──────── Data for processing ────────

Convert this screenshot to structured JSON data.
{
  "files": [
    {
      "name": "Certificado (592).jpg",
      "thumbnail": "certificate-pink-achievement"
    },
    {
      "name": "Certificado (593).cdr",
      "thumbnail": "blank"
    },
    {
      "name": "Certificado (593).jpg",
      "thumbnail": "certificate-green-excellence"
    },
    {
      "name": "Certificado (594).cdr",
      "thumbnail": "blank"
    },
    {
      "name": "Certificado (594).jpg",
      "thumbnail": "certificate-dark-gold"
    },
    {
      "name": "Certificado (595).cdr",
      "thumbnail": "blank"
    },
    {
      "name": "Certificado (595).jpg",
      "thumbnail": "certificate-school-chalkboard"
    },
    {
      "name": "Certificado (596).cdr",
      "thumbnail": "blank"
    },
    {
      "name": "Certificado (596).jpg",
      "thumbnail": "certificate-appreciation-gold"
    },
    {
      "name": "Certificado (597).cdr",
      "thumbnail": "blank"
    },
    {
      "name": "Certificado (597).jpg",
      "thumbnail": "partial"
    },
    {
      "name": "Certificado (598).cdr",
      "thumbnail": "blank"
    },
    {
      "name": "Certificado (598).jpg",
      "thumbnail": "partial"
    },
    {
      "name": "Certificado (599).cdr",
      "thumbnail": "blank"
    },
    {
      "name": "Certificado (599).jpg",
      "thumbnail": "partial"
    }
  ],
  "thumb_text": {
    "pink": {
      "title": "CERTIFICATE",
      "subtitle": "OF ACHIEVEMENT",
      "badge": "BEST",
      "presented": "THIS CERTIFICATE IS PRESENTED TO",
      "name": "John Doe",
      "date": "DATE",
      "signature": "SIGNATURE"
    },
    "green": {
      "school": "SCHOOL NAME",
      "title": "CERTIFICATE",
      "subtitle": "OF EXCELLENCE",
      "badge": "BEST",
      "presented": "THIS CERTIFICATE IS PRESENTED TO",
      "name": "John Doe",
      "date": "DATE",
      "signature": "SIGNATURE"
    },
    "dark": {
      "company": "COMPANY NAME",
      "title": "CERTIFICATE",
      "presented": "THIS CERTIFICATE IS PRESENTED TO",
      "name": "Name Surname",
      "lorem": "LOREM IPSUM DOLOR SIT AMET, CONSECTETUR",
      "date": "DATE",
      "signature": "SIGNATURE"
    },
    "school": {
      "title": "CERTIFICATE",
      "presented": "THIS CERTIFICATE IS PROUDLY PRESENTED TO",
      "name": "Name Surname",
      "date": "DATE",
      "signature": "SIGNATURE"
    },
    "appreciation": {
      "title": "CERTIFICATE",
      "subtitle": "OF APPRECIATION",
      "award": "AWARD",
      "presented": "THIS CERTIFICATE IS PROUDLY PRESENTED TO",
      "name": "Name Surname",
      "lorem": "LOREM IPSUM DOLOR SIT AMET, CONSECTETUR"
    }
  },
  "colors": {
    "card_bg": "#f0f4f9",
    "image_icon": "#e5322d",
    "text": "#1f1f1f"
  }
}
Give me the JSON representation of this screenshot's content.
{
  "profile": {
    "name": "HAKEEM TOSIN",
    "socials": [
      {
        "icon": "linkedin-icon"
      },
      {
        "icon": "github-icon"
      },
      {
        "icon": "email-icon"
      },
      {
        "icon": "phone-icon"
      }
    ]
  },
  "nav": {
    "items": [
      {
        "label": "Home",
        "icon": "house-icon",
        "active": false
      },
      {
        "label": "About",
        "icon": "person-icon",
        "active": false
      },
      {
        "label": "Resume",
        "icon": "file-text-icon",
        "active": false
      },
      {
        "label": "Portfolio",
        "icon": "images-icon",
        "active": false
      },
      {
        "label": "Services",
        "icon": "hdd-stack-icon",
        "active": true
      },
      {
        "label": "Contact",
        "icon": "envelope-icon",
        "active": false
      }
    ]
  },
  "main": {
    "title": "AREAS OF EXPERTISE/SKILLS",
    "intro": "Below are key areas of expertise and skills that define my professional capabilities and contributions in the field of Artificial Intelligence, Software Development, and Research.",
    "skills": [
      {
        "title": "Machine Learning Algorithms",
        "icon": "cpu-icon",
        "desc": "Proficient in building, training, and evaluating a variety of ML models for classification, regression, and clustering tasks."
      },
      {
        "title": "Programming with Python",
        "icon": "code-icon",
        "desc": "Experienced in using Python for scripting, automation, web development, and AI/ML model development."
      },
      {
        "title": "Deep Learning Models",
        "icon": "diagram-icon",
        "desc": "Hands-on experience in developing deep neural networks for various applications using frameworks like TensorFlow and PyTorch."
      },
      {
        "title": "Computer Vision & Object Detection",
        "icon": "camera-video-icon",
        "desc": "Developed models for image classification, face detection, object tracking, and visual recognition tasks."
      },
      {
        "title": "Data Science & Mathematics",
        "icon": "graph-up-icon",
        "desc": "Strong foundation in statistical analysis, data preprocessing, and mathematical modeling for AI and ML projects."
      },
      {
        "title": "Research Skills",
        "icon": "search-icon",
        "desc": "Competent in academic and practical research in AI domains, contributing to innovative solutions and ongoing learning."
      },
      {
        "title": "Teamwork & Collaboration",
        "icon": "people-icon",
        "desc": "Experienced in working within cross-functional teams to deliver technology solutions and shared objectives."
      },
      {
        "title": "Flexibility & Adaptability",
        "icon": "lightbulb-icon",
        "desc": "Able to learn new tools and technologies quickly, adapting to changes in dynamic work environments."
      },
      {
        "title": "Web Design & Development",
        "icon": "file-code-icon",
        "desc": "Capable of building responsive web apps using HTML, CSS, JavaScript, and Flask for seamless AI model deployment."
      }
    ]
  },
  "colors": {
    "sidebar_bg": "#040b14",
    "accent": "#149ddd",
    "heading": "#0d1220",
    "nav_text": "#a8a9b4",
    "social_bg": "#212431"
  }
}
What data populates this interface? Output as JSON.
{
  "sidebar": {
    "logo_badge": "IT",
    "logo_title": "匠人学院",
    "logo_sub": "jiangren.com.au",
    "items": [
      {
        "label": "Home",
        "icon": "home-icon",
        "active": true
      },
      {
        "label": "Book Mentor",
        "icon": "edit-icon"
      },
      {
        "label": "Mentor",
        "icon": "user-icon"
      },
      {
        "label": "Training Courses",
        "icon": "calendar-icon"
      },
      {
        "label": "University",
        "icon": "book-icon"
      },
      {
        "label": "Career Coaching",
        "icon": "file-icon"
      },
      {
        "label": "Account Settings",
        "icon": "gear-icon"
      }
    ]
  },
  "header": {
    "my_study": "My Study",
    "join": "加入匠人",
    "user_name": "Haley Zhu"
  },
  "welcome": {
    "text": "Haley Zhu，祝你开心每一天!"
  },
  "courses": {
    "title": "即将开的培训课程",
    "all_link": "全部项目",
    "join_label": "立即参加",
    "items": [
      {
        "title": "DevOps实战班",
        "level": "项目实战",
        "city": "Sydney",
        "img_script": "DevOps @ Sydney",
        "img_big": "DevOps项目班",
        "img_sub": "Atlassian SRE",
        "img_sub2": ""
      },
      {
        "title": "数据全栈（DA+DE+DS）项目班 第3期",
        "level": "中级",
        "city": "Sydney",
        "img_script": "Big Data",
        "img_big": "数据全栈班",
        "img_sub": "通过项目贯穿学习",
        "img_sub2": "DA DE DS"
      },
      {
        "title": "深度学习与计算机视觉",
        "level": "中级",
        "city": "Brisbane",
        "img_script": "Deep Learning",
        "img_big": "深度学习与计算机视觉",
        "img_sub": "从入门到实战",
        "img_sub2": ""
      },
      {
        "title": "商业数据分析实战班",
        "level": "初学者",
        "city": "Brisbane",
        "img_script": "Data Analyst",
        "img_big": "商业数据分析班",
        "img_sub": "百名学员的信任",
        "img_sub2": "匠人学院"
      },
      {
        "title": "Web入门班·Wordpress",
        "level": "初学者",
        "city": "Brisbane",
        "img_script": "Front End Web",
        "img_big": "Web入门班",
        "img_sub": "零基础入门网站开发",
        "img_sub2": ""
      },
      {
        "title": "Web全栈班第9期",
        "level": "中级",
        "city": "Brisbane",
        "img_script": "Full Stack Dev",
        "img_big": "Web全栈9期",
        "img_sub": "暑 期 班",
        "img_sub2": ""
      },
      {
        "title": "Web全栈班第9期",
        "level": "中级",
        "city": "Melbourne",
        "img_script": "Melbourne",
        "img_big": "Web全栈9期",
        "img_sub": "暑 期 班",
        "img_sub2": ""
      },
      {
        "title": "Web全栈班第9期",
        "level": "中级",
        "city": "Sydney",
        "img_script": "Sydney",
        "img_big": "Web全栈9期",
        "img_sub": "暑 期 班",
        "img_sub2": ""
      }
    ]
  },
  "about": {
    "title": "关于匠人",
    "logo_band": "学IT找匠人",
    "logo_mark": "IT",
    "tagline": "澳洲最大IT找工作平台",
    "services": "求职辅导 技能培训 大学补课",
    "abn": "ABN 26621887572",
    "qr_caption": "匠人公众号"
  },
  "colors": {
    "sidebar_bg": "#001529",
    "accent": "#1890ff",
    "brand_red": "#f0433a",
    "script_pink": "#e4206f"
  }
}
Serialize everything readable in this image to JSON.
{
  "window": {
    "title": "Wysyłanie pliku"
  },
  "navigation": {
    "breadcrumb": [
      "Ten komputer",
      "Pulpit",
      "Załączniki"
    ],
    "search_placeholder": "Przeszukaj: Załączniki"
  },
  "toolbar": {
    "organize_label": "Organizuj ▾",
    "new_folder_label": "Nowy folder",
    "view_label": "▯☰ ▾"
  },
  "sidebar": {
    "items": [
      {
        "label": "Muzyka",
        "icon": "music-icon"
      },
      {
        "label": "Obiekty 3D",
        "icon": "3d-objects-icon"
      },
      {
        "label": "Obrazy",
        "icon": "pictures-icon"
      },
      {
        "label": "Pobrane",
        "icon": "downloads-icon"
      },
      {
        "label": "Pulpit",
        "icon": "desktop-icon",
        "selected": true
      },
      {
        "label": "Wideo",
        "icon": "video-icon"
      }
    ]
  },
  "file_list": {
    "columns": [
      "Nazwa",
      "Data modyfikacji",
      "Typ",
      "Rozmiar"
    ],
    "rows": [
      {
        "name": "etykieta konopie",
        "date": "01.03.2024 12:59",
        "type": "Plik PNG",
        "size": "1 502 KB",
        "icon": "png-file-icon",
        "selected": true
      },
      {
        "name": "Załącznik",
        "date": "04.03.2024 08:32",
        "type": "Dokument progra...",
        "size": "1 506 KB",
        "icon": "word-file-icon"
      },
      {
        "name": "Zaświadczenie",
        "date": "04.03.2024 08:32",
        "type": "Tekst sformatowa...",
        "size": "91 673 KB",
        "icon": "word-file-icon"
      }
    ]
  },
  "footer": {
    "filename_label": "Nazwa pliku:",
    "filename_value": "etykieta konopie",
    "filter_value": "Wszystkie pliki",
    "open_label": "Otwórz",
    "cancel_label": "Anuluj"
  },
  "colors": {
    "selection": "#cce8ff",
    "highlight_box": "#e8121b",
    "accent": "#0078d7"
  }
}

────────

Reply with the number of lines in the material above that contain "AMET", and nothing more.

2